◆ DATA EXCERPTS
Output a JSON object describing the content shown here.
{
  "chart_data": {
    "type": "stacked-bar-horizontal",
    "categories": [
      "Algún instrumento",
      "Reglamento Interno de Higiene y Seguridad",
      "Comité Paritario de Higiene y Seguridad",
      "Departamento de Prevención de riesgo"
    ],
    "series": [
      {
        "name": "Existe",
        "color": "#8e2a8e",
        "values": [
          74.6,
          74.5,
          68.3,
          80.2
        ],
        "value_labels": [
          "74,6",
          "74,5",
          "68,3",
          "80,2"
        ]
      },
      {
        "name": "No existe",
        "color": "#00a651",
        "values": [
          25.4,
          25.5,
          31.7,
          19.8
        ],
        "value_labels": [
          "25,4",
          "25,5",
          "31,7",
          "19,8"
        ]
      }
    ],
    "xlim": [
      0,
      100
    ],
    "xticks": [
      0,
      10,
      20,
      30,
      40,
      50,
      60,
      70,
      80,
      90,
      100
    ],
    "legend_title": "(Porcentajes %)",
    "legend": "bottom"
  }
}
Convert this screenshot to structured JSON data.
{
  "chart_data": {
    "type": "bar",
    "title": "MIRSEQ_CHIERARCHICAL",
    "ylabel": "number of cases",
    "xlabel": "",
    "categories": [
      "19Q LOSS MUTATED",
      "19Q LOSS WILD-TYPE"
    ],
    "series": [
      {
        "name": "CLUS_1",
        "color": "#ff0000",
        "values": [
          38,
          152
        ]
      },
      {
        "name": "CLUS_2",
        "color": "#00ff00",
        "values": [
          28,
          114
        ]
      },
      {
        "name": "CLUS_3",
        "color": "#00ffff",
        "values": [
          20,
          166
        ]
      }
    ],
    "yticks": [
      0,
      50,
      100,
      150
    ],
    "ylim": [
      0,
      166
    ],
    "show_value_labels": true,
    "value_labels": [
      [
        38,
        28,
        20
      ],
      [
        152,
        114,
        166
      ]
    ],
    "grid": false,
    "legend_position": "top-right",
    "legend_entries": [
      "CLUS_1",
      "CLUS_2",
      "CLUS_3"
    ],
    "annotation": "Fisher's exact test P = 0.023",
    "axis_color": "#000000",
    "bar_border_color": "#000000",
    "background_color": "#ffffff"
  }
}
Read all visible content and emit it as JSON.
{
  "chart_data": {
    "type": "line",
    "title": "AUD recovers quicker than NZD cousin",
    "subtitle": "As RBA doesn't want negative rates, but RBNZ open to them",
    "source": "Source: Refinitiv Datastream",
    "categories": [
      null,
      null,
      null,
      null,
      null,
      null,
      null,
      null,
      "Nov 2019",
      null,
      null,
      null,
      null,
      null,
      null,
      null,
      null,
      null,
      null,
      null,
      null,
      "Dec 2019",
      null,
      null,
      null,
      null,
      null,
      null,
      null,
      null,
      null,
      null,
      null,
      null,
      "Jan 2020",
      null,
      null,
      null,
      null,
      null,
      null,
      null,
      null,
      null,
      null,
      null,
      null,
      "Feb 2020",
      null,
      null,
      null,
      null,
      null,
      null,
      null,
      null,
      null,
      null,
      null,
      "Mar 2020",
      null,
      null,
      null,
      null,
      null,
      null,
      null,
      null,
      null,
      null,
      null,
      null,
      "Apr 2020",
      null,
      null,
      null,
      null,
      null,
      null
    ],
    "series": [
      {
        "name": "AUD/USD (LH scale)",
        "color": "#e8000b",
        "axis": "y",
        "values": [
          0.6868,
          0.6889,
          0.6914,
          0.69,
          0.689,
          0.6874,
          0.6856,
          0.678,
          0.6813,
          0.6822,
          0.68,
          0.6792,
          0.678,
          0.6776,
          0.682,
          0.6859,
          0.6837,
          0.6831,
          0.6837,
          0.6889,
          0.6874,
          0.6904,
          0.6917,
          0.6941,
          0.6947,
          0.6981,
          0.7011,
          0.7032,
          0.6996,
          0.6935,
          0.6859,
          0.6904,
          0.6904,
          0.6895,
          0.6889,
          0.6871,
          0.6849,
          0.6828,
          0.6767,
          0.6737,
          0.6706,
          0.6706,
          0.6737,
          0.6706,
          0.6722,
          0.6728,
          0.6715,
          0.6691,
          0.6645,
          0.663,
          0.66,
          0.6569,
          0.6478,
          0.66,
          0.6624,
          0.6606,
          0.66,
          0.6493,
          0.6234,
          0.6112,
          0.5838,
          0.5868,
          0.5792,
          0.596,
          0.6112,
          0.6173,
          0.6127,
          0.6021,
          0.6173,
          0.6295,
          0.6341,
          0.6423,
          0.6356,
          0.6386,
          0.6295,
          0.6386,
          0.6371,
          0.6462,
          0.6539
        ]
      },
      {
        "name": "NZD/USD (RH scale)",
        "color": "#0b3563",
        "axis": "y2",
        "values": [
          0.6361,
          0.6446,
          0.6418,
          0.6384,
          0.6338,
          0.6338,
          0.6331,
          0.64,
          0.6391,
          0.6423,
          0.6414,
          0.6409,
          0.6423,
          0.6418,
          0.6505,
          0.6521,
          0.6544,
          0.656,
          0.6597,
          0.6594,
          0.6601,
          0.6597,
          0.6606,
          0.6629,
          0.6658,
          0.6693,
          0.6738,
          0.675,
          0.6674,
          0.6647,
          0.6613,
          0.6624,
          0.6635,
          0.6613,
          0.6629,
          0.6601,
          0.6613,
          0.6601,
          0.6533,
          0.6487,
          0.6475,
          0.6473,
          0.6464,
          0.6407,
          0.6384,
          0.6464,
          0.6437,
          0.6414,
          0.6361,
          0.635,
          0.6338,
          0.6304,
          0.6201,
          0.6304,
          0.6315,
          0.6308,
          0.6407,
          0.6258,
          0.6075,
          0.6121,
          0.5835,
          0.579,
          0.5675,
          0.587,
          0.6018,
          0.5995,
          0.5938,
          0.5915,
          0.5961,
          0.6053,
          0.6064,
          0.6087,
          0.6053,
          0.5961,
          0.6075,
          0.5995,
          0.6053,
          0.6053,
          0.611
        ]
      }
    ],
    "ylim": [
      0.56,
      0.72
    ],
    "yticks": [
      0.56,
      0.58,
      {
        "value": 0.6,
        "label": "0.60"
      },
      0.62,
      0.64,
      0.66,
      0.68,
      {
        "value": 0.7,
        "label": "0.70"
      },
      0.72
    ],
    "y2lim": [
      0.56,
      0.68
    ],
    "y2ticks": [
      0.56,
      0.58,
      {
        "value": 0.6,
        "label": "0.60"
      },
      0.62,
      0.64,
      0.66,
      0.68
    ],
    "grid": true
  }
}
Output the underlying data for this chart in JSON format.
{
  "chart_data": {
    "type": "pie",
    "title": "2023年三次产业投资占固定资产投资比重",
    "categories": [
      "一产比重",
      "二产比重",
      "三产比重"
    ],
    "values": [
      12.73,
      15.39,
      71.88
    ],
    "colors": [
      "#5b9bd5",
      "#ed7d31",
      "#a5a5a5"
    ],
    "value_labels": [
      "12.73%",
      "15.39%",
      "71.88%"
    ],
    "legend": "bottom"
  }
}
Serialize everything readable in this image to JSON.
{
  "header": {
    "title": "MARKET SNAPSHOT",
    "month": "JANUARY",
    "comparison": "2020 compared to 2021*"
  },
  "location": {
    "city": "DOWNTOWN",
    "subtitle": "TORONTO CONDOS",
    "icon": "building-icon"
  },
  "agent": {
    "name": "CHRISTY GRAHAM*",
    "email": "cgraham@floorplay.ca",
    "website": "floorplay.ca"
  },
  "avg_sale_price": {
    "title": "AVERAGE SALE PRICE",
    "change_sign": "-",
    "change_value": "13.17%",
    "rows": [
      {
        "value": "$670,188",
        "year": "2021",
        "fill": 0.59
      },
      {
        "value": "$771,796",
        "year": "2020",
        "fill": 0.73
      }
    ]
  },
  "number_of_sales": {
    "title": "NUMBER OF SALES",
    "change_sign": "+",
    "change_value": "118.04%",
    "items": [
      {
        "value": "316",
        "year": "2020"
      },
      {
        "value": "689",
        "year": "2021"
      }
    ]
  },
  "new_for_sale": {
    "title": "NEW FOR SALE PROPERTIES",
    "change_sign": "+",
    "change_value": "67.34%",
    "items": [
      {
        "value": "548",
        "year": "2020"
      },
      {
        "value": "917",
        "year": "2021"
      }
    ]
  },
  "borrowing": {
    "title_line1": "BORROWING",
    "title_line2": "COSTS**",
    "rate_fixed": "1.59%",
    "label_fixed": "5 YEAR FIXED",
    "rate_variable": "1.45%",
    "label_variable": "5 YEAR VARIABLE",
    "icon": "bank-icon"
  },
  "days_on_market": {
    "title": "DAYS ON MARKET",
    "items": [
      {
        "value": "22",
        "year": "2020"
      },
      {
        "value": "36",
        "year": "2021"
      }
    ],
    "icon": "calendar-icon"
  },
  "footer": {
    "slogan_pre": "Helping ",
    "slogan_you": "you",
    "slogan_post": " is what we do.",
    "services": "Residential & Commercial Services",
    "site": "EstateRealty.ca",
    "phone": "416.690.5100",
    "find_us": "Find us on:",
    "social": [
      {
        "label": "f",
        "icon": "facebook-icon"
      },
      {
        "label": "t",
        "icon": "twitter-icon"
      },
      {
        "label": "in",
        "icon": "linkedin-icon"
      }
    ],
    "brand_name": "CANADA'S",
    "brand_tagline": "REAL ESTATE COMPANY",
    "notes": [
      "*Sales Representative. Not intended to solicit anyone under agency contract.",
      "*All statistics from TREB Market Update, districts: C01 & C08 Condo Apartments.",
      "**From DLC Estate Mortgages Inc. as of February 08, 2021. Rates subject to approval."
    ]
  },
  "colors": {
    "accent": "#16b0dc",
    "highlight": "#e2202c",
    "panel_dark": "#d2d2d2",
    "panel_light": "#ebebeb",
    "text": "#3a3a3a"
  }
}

◆ EXERCISE
Locate the lines above that contain "this" and copy them.

◆ TASK RESPONSE
Convert this screenshot to structured JSON data.
Output the underlying data for this chart in JSON format.
Serialize everything readable in this image to JSON.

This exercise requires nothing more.